_TEXTO EXTRAÍDO_
★ ★ ★ ★ ★
O convite da BBC partiu de Barry Took — um humorista consagrado — que reuniu os jovens redatores mais talentosos do mercado e deu-lhes o sonho de qualquer redator: carta branca total. A ideia era romper com a tradição da TV inglesa — coisa dificílima, porque a TV inglesa já era muito louca. O humor absurdo, graças a Peter Cook e Dudley Moore, estava em voga. David Frost e Marty Feldman destilavam um humor nonsense no horário nobre — com textos dos próprios Python. Em 1969, Spike Milligan estreia um programa mais ensandecido do que qualquer episódio do Flying Circus conseguiria ser — já havia em Milligan o clássico final metalinguístico usado em abundância pelo grupo nos anos seguintes: “Esse é o pior esquete em que eu já estive”, “Vamos terminar esta cena?”, “Vamos”.
Para revolucionar a loucura que imperava, o ingrediente surpresa dos Python foi a lucidez. Embora hoje o nome dos Python seja evocado sempre que se fala em humor nonsense, não acredito que seja essa a grande contribuição do grupo. Vale lembrar que o Flying Circus surge quarenta anos depois do movimento surrealista e vinte anos depois do teatro do absurdo.
★ ★ ★ ★ ★
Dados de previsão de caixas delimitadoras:

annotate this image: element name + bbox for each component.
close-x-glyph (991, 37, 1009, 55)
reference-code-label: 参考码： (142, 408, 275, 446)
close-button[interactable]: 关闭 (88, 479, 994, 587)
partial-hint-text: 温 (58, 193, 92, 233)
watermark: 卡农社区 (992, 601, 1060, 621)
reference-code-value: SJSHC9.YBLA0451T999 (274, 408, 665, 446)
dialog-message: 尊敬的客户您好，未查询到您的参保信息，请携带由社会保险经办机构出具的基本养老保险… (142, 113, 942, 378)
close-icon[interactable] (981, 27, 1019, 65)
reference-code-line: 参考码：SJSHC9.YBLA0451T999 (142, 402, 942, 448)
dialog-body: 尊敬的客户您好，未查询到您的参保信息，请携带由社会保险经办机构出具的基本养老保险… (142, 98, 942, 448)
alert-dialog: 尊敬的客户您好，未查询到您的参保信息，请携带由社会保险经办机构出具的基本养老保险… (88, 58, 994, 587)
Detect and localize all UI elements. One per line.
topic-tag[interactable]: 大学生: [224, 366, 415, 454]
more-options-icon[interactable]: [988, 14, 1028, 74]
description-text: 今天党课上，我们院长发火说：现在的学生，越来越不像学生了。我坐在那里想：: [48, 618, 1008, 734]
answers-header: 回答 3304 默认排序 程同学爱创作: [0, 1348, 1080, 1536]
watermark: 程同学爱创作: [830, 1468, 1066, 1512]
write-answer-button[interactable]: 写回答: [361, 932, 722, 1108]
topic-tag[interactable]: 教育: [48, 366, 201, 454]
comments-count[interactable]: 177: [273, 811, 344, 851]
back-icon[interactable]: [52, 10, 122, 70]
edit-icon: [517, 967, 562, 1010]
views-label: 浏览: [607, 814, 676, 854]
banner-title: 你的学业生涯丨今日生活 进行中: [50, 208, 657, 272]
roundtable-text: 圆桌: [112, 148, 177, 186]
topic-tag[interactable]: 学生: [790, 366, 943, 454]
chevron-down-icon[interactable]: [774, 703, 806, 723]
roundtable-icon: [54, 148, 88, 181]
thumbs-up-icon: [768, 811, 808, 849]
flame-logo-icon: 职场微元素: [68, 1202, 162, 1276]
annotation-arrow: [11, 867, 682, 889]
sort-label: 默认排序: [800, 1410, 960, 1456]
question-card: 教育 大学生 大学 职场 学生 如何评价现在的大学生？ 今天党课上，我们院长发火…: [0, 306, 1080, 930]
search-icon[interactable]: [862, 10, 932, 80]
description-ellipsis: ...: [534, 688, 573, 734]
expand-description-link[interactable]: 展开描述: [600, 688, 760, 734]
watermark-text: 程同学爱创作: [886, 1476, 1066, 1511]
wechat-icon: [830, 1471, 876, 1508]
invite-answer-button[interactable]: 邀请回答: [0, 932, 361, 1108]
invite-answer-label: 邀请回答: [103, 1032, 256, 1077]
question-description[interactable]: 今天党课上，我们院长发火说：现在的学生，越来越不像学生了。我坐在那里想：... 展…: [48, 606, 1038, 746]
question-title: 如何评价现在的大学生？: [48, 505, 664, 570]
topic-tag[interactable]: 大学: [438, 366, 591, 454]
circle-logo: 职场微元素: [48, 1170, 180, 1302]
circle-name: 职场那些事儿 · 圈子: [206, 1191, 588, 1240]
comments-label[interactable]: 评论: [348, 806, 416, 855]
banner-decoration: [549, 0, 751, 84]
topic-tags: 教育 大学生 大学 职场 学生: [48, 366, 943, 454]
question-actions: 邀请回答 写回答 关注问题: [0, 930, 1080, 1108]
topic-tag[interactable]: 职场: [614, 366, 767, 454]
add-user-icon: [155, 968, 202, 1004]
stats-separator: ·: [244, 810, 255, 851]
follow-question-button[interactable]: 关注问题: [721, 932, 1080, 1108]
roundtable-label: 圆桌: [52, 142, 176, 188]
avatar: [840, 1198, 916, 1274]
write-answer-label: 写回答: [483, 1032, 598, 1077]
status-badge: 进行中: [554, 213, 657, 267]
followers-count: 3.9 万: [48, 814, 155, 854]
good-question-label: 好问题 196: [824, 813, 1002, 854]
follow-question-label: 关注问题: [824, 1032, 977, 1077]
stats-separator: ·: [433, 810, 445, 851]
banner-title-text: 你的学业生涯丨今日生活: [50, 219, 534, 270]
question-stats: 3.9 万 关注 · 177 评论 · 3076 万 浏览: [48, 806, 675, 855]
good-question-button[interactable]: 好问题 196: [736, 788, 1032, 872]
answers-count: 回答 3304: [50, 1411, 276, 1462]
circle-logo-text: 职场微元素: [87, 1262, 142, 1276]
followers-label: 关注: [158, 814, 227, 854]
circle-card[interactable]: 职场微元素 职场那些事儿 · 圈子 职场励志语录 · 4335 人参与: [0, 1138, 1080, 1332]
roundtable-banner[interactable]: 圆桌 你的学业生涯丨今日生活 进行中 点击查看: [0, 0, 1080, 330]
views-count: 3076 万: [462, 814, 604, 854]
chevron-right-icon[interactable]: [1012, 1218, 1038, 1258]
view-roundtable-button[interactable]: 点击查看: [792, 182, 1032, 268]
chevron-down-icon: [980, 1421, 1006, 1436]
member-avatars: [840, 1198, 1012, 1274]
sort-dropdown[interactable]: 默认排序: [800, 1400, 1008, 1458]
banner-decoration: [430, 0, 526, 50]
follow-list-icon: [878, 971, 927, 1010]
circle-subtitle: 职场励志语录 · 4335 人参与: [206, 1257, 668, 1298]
★ ★ ★ ★ ★
_TAREFAS OBRIGATÓRIAS_
[1] Segundo o texto sobre o Flying Circus, qual foi o ingrediente surpresa dos Python para revolucionar a loucura que imperava?
[2] Por favor, prossiga com o texto sobre o Flying Circus a partir do ponto em que ele termina.
Os registros são um material à parte, separado do texto sobre o Flying Circus.

_RESPOSTAS POR TAREFA_
[1] A lucidez.

[2]
Se te vendem um papagaio morto e você dá em troca uma cacatua manca, você caiu no nonsense — e perdeu o espectador. O humor dos Python reside no fato de que um dos personagens sabe que o papagaio está morto enquanto o outro se recusa a percebê-lo — a tensão entre a loucura de um e a lucidez do outro prende o espectador na cadeira. Ele ri de nervoso. A grande novidade explosiva que caracteriza o pythonesco não é a comédia alucinógena, mas, muito pelo contrário, a interpretação realista de um universo alucinado.
A piada nunca é sublinhada pela interpretação. O ator costuma apontar para uma direção contrária à do texto. Embora John Cleese seja um mestre do humor físico, enquanto suas pernas chutam o vento e sua voz alcança 10 mil decibéis, seu rosto permanece impassível. Seu olhar permanece inalterado. À psicodelia vigente eles acrescentaram a impassibilidade inglesa (ou, se preferirem, a fleuma), além de uma crítica social ferina — dessa ninguém escapa.
O último filme do grupo, O sentido da vida, dispensou o contato com a realidade: está mais pra Buñuel que para Monty Python. E, assim como os filmes de Buñuel, tem momentos geniais — mas não me provoca gargalhadas. Vale a pena ver — mas não se compara aos filmes anteriores, Em busca do Cálice Sagrado e A vida de Brian.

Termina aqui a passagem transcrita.